* [Goal]
Copy the lines below verbatim, beginning with the line that includes "Extract the structured" and continuing to the end; leave out everything before it.

* [Raw data]

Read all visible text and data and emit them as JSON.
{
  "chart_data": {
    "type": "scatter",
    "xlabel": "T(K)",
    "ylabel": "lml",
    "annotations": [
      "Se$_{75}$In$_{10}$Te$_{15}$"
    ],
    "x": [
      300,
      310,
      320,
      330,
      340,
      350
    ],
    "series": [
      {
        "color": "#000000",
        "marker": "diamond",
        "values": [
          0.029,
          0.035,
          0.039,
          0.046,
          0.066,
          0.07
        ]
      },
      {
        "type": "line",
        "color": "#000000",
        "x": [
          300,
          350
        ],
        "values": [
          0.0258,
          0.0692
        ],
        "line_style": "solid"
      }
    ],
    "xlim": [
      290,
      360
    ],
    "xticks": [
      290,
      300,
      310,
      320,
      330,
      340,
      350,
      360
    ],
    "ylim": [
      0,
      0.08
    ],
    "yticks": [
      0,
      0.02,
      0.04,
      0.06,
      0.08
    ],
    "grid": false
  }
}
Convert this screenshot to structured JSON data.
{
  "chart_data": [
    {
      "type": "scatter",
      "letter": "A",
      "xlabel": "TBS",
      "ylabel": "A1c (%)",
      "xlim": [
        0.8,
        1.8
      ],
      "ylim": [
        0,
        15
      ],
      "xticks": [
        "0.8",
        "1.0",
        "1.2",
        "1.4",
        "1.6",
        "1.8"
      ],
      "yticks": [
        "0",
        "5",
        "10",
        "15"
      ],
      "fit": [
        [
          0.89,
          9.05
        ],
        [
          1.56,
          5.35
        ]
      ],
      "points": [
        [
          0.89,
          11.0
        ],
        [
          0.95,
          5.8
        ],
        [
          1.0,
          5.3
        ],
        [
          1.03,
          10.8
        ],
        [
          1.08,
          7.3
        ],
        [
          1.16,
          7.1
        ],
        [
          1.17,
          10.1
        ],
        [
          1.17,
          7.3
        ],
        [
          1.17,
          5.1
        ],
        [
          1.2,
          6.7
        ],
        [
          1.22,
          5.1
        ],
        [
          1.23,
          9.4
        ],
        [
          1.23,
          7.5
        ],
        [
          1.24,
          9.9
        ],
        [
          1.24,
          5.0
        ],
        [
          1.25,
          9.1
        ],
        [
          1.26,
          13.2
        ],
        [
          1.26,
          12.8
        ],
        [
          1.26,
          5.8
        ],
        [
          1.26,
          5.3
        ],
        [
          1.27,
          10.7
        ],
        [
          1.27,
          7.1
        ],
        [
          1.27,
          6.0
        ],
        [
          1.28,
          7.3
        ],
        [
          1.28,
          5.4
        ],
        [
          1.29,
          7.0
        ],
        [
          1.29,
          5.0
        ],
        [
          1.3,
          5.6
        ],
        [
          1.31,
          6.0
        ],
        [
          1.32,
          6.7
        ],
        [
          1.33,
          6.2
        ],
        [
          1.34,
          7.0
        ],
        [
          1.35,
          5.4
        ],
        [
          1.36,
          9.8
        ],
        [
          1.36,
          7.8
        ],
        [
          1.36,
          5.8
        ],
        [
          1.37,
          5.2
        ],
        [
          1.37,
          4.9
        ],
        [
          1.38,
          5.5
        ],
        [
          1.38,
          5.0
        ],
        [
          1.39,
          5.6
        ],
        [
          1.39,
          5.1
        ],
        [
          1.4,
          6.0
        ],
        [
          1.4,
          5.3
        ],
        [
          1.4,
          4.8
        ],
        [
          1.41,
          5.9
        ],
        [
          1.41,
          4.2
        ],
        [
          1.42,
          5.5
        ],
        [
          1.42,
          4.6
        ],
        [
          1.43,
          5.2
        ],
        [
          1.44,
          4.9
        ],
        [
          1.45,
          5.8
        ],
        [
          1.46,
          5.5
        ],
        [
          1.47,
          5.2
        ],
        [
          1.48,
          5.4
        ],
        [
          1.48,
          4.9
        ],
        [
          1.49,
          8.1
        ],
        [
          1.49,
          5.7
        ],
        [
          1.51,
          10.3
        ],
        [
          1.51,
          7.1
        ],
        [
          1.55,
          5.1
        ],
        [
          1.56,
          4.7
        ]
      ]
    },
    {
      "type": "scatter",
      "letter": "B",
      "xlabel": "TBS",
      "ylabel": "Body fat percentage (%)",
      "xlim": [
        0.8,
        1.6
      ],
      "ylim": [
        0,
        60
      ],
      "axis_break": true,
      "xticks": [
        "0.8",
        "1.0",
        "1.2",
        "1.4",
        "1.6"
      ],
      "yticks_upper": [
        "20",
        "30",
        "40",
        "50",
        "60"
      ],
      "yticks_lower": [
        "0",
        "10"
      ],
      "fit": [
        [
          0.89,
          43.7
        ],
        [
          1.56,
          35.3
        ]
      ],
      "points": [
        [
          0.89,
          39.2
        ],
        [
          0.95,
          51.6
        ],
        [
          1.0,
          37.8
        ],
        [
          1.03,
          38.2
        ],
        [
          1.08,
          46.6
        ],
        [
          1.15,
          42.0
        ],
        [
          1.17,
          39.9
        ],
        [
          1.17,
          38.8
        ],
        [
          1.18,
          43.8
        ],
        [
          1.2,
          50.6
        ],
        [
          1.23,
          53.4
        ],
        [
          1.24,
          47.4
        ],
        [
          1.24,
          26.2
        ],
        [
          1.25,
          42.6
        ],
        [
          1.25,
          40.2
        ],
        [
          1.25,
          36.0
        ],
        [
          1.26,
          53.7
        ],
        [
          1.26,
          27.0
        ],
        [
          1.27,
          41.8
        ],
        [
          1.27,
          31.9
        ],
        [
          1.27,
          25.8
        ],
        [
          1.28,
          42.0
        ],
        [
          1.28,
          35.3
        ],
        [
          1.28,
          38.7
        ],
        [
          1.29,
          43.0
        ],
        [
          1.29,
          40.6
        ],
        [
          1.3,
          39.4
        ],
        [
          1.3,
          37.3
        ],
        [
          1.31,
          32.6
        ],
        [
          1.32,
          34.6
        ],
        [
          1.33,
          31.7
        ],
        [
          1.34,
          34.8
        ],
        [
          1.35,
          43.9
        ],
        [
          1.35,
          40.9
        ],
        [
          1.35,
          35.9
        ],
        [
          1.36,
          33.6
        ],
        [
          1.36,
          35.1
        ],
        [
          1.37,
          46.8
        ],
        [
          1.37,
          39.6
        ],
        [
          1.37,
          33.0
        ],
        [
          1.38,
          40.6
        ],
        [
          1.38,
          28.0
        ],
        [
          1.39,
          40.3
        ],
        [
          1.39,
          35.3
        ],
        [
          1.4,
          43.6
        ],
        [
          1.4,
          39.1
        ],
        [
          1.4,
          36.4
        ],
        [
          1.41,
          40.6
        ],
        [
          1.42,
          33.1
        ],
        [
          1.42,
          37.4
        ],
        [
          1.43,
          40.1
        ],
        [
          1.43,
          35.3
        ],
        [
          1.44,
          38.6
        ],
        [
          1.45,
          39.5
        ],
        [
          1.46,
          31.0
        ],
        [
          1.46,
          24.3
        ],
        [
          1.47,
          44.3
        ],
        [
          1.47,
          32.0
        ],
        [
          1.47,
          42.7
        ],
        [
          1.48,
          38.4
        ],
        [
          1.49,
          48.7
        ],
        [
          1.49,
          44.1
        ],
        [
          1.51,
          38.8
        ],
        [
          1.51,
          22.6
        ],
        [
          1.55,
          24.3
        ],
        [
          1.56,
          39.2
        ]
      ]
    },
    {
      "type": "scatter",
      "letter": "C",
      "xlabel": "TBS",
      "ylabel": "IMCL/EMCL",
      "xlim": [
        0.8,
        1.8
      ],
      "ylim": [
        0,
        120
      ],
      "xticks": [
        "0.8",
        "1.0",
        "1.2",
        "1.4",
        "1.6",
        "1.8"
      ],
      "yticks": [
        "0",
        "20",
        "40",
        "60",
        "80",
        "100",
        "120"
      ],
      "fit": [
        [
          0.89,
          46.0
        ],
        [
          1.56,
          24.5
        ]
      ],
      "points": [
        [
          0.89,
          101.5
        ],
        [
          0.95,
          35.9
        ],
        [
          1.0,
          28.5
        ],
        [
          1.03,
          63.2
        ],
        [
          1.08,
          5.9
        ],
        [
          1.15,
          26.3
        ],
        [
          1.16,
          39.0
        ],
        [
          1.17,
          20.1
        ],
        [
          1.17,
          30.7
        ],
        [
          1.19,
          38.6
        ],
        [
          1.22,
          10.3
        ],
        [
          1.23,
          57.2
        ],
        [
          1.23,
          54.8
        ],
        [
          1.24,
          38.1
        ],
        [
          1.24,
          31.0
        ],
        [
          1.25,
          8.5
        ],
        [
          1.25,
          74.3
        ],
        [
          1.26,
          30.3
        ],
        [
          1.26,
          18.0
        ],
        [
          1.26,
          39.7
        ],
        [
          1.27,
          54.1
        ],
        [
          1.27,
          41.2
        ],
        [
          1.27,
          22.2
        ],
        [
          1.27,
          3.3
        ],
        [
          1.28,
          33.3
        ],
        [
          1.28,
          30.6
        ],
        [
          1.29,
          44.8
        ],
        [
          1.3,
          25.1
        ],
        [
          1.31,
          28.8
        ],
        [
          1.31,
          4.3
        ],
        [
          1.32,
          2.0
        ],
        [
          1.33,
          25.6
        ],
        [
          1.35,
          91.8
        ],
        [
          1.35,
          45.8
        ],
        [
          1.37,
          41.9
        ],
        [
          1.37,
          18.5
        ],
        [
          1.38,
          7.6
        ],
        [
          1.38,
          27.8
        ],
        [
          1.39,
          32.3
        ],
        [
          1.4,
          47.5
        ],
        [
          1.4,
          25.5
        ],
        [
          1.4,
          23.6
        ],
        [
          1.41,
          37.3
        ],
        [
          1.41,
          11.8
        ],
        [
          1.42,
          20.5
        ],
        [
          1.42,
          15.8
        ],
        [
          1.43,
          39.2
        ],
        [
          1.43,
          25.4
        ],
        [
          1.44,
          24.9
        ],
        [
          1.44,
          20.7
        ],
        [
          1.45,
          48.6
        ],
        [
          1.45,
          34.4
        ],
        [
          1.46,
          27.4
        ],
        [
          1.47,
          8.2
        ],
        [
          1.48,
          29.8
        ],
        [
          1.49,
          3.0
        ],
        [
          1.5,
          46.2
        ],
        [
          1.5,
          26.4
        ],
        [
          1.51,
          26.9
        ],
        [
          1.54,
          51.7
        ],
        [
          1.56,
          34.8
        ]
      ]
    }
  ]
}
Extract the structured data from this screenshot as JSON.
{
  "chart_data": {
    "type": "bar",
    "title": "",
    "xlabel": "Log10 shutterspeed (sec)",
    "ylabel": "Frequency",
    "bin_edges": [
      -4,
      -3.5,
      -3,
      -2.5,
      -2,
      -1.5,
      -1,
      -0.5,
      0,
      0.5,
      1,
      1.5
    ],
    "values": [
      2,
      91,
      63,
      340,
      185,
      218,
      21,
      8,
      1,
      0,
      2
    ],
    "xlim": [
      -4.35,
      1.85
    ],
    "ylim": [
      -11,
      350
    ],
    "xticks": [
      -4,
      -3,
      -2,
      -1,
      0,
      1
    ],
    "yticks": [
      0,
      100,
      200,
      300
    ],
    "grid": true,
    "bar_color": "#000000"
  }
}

* [Correct response]
Extract the structured data from this screenshot as JSON.
{
  "chart_data": {
    "type": "bar",
    "title": "",
    "xlabel": "Log10 shutterspeed (sec)",
    "ylabel": "Frequency",
    "bin_edges": [
      -4,
      -3.5,
      -3,
      -2.5,
      -2,
      -1.5,
      -1,
      -0.5,
      0,
      0.5,
      1,
      1.5
    ],
    "values": [
      2,
      91,
      63,
      340,
      185,
      218,
      21,
      8,
      1,
      0,
      2
    ],
    "xlim": [
      -4.35,
      1.85
    ],
    "ylim": [
      -11,
      350
    ],
    "xticks": [
      -4,
      -3,
      -2,
      -1,
      0,
      1
    ],
    "yticks": [
      0,
      100,
      200,
      300
    ],
    "grid": true,
    "bar_color": "#000000"
  }
}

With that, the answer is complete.